-- begin --

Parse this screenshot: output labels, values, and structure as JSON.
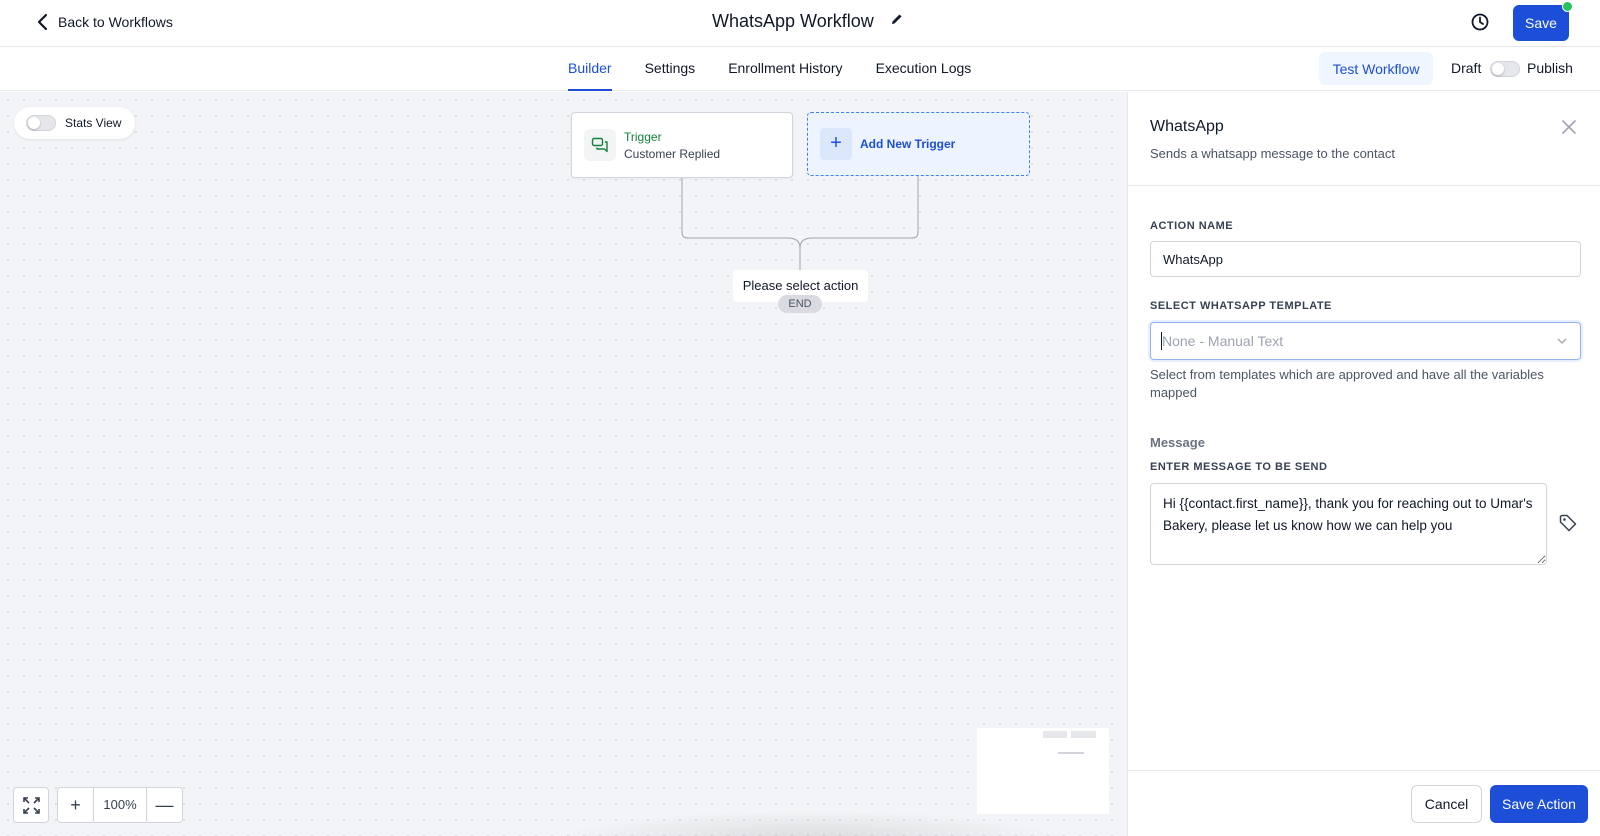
{
  "header": {
    "back_label": "Back to Workflows",
    "title": "WhatsApp Workflow",
    "save_label": "Save"
  },
  "tabs": [
    {
      "label": "Builder",
      "active": true
    },
    {
      "label": "Settings",
      "active": false
    },
    {
      "label": "Enrollment History",
      "active": false
    },
    {
      "label": "Execution Logs",
      "active": false
    }
  ],
  "actions": {
    "test_label": "Test Workflow",
    "draft_label": "Draft",
    "publish_label": "Publish"
  },
  "canvas": {
    "stats_label": "Stats View",
    "trigger": {
      "title": "Trigger",
      "subtitle": "Customer Replied"
    },
    "add_trigger_label": "Add New Trigger",
    "select_action_label": "Please select action",
    "end_label": "END",
    "zoom": "100%"
  },
  "panel": {
    "title": "WhatsApp",
    "subtitle": "Sends a whatsapp message to the contact",
    "action_name_label": "ACTION NAME",
    "action_name_value": "WhatsApp",
    "template_label": "SELECT WHATSAPP TEMPLATE",
    "template_placeholder": "None - Manual Text",
    "template_hint": "Select from templates which are approved and have all the variables mapped",
    "message_heading": "Message",
    "message_label": "ENTER MESSAGE TO BE SEND",
    "message_value": "Hi {{contact.first_name}}, thank you for reaching out to Umar's Bakery, please let us know how we can help you",
    "cancel_label": "Cancel",
    "save_action_label": "Save Action"
  },
  "colors": {
    "accent": "#1d4ed8",
    "trigger_green": "#15803d",
    "status_dot": "#22c55e"
  },
  "icons": [
    "chevron-left-icon",
    "pencil-icon",
    "history-icon",
    "chat-icon",
    "plus-icon",
    "close-icon",
    "chevron-down-icon",
    "tag-icon",
    "fit-view-icon",
    "minus-icon"
  ]
}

-- end --

## PROBLEM TO WORK ON
Show the lines of the data that hold the word "contact".

## OUTPUT OF THE EXERCISE
    "subtitle": "Sends a whatsapp message to the contact",
    "message_value": "Hi {{contact.first_name}}, thank you for reaching out to Umar's Bakery, please let us know how we can help you",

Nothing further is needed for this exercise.